Input –
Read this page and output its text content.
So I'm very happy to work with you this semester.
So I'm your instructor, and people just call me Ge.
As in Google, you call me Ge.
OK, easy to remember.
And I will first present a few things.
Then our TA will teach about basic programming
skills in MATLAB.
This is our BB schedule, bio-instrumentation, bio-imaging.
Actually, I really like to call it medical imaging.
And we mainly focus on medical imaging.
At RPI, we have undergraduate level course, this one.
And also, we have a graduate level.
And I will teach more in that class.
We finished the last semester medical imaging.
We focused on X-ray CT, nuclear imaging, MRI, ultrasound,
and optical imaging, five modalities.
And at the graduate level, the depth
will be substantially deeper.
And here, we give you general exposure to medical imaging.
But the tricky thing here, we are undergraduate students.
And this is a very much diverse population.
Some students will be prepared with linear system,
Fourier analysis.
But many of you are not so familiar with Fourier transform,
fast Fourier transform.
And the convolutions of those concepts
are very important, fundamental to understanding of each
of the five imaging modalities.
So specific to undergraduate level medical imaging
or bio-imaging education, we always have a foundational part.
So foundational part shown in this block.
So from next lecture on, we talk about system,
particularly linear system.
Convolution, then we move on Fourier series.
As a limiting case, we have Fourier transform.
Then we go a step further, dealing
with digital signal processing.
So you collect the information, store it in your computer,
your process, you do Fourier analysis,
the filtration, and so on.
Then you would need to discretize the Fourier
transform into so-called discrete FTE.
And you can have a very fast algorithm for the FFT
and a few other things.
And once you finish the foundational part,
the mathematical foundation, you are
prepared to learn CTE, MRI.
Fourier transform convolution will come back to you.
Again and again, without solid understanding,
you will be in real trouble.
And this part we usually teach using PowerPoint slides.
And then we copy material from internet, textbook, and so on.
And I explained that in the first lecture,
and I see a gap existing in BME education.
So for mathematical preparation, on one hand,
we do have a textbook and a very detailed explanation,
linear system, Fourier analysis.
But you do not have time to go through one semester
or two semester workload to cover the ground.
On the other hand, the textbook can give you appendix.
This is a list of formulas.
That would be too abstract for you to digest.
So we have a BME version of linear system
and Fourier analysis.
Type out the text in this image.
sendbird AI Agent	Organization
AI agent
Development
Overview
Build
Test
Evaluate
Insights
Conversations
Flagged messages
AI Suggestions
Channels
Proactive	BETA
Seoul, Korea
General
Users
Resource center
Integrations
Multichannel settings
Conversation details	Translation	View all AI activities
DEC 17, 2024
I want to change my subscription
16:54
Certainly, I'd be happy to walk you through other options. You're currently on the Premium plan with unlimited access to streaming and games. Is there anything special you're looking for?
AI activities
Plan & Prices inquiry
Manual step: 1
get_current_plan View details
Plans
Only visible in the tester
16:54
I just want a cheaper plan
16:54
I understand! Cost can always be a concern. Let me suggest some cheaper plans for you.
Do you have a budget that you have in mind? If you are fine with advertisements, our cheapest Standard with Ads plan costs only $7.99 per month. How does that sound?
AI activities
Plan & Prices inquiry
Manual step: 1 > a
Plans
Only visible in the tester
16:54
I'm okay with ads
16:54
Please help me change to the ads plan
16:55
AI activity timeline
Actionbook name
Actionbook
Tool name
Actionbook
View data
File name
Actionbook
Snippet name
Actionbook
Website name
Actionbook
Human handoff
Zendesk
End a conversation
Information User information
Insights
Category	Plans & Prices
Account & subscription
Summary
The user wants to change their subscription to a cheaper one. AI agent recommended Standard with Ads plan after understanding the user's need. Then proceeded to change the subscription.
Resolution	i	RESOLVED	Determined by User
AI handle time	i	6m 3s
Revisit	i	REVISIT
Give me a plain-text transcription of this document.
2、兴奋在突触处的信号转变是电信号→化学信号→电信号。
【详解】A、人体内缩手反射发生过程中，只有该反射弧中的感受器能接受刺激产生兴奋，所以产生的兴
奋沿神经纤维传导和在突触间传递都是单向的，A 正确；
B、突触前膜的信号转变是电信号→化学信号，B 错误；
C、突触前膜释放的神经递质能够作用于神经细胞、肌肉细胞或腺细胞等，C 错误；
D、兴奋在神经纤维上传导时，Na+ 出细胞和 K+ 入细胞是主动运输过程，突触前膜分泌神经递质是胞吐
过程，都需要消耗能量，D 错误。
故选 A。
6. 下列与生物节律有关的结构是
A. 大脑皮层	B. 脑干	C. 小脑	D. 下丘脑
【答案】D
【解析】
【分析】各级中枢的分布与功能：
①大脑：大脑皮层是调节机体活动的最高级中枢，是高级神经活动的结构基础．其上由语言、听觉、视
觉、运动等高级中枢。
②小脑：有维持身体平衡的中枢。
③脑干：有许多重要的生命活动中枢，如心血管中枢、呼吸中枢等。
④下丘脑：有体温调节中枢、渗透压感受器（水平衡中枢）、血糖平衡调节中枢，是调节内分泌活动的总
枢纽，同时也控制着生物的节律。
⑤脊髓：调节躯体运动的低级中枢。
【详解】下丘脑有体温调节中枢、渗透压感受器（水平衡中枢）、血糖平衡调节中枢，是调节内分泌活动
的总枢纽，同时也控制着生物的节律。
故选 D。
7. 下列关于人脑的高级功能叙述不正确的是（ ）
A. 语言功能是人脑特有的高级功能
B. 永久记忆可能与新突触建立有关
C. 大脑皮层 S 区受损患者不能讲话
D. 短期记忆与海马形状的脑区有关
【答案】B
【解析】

Directive – Write the data from above out again, exactly.

Final answer –
Read this page and output its text content.
So I'm very happy to work with you this semester.
So I'm your instructor, and people just call me Ge.
As in Google, you call me Ge.
OK, easy to remember.
And I will first present a few things.
Then our TA will teach about basic programming
skills in MATLAB.
This is our BB schedule, bio-instrumentation, bio-imaging.
Actually, I really like to call it medical imaging.
And we mainly focus on medical imaging.
At RPI, we have undergraduate level course, this one.
And also, we have a graduate level.
And I will teach more in that class.
We finished the last semester medical imaging.
We focused on X-ray CT, nuclear imaging, MRI, ultrasound,
and optical imaging, five modalities.
And at the graduate level, the depth
will be substantially deeper.
And here, we give you general exposure to medical imaging.
But the tricky thing here, we are undergraduate students.
And this is a very much diverse population.
Some students will be prepared with linear system,
Fourier analysis.
But many of you are not so familiar with Fourier transform,
fast Fourier transform.
And the convolutions of those concepts
are very important, fundamental to understanding of each
of the five imaging modalities.
So specific to undergraduate level medical imaging
or bio-imaging education, we always have a foundational part.
So foundational part shown in this block.
So from next lecture on, we talk about system,
particularly linear system.
Convolution, then we move on Fourier series.
As a limiting case, we have Fourier transform.
Then we go a step further, dealing
with digital signal processing.
So you collect the information, store it in your computer,
your process, you do Fourier analysis,
the filtration, and so on.
Then you would need to discretize the Fourier
transform into so-called discrete FTE.
And you can have a very fast algorithm for the FFT
and a few other things.
And once you finish the foundational part,
the mathematical foundation, you are
prepared to learn CTE, MRI.
Fourier transform convolution will come back to you.
Again and again, without solid understanding,
you will be in real trouble.
And this part we usually teach using PowerPoint slides.
And then we copy material from internet, textbook, and so on.
And I explained that in the first lecture,
and I see a gap existing in BME education.
So for mathematical preparation, on one hand,
we do have a textbook and a very detailed explanation,
linear system, Fourier analysis.
But you do not have time to go through one semester
or two semester workload to cover the ground.
On the other hand, the textbook can give you appendix.
This is a list of formulas.
That would be too abstract for you to digest.
So we have a BME version of linear system
and Fourier analysis.
Type out the text in this image.
sendbird AI Agent	Organization
AI agent
Development
Overview
Build
Test
Evaluate
Insights
Conversations
Flagged messages
AI Suggestions
Channels
Proactive	BETA
Seoul, Korea
General
Users
Resource center
Integrations
Multichannel settings
Conversation details	Translation	View all AI activities
DEC 17, 2024
I want to change my subscription
16:54
Certainly, I'd be happy to walk you through other options. You're currently on the Premium plan with unlimited access to streaming and games. Is there anything special you're looking for?
AI activities
Plan & Prices inquiry
Manual step: 1
get_current_plan View details
Plans
Only visible in the tester
16:54
I just want a cheaper plan
16:54
I understand! Cost can always be a concern. Let me suggest some cheaper plans for you.
Do you have a budget that you have in mind? If you are fine with advertisements, our cheapest Standard with Ads plan costs only $7.99 per month. How does that sound?
AI activities
Plan & Prices inquiry
Manual step: 1 > a
Plans
Only visible in the tester
16:54
I'm okay with ads
16:54
Please help me change to the ads plan
16:55
AI activity timeline
Actionbook name
Actionbook
Tool name
Actionbook
View data
File name
Actionbook
Snippet name
Actionbook
Website name
Actionbook
Human handoff
Zendesk
End a conversation
Information User information
Insights
Category	Plans & Prices
Account & subscription
Summary
The user wants to change their subscription to a cheaper one. AI agent recommended Standard with Ads plan after understanding the user's need. Then proceeded to change the subscription.
Resolution	i	RESOLVED	Determined by User
AI handle time	i	6m 3s
Revisit	i	REVISIT
Give me a plain-text transcription of this document.
2、兴奋在突触处的信号转变是电信号→化学信号→电信号。
【详解】A、人体内缩手反射发生过程中，只有该反射弧中的感受器能接受刺激产生兴奋，所以产生的兴
奋沿神经纤维传导和在突触间传递都是单向的，A 正确；
B、突触前膜的信号转变是电信号→化学信号，B 错误；
C、突触前膜释放的神经递质能够作用于神经细胞、肌肉细胞或腺细胞等，C 错误；
D、兴奋在神经纤维上传导时，Na+ 出细胞和 K+ 入细胞是主动运输过程，突触前膜分泌神经递质是胞吐
过程，都需要消耗能量，D 错误。
故选 A。
6. 下列与生物节律有关的结构是
A. 大脑皮层	B. 脑干	C. 小脑	D. 下丘脑
【答案】D
【解析】
【分析】各级中枢的分布与功能：
①大脑：大脑皮层是调节机体活动的最高级中枢，是高级神经活动的结构基础．其上由语言、听觉、视
觉、运动等高级中枢。
②小脑：有维持身体平衡的中枢。
③脑干：有许多重要的生命活动中枢，如心血管中枢、呼吸中枢等。
④下丘脑：有体温调节中枢、渗透压感受器（水平衡中枢）、血糖平衡调节中枢，是调节内分泌活动的总
枢纽，同时也控制着生物的节律。
⑤脊髓：调节躯体运动的低级中枢。
【详解】下丘脑有体温调节中枢、渗透压感受器（水平衡中枢）、血糖平衡调节中枢，是调节内分泌活动
的总枢纽，同时也控制着生物的节律。
故选 D。
7. 下列关于人脑的高级功能叙述不正确的是（ ）
A. 语言功能是人脑特有的高级功能
B. 永久记忆可能与新突触建立有关
C. 大脑皮层 S 区受损患者不能讲话
D. 短期记忆与海马形状的脑区有关
【答案】B
【解析】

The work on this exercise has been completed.